Layout data:
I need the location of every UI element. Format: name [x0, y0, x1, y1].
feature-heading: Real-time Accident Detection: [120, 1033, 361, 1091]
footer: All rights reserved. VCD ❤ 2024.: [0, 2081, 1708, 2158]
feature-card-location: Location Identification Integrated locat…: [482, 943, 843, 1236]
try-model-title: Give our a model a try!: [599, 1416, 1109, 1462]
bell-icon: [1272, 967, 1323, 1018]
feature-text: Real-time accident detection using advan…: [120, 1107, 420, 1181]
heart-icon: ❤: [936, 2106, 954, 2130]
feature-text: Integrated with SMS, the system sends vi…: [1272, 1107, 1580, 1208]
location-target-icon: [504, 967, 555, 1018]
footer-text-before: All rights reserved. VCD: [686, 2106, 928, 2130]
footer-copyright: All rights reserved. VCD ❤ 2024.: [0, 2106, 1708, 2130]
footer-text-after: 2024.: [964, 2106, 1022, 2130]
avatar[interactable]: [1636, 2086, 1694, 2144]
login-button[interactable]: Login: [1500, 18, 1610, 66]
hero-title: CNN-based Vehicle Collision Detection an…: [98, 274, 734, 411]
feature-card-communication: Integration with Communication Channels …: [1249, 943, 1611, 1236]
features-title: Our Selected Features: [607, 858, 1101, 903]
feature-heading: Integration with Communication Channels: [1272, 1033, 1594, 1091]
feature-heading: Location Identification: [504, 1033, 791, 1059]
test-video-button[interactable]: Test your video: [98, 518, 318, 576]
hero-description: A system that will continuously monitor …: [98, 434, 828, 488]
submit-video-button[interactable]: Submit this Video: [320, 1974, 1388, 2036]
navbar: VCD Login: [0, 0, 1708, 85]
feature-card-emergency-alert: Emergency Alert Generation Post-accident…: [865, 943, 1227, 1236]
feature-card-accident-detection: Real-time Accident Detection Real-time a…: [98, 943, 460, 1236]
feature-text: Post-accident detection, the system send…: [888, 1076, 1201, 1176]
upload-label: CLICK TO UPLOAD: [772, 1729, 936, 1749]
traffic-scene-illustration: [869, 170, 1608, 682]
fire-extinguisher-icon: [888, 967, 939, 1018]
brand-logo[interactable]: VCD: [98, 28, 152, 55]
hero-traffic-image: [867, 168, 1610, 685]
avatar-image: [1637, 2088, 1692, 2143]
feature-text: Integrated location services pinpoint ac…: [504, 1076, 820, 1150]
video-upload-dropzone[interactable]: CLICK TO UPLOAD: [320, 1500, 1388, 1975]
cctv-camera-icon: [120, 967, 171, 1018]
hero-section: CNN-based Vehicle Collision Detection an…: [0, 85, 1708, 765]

● What to work on
Starting with the first line of the data and ending after the line containing "bell-icon: [1272, 967, 1323, 1018]", rewrite those lines as a numbered list, omitting any blank lines.

● Output
1. I need the location of every UI element. Format: name [x0, y0, x1, y1].
2. feature-heading: Real-time Accident Detection: [120, 1033, 361, 1091]
3. footer: All rights reserved. VCD ❤ 2024.: [0, 2081, 1708, 2158]
4. feature-card-location: Location Identification Integrated locat…: [482, 943, 843, 1236]
5. try-model-title: Give our a model a try!: [599, 1416, 1109, 1462]
6. bell-icon: [1272, 967, 1323, 1018]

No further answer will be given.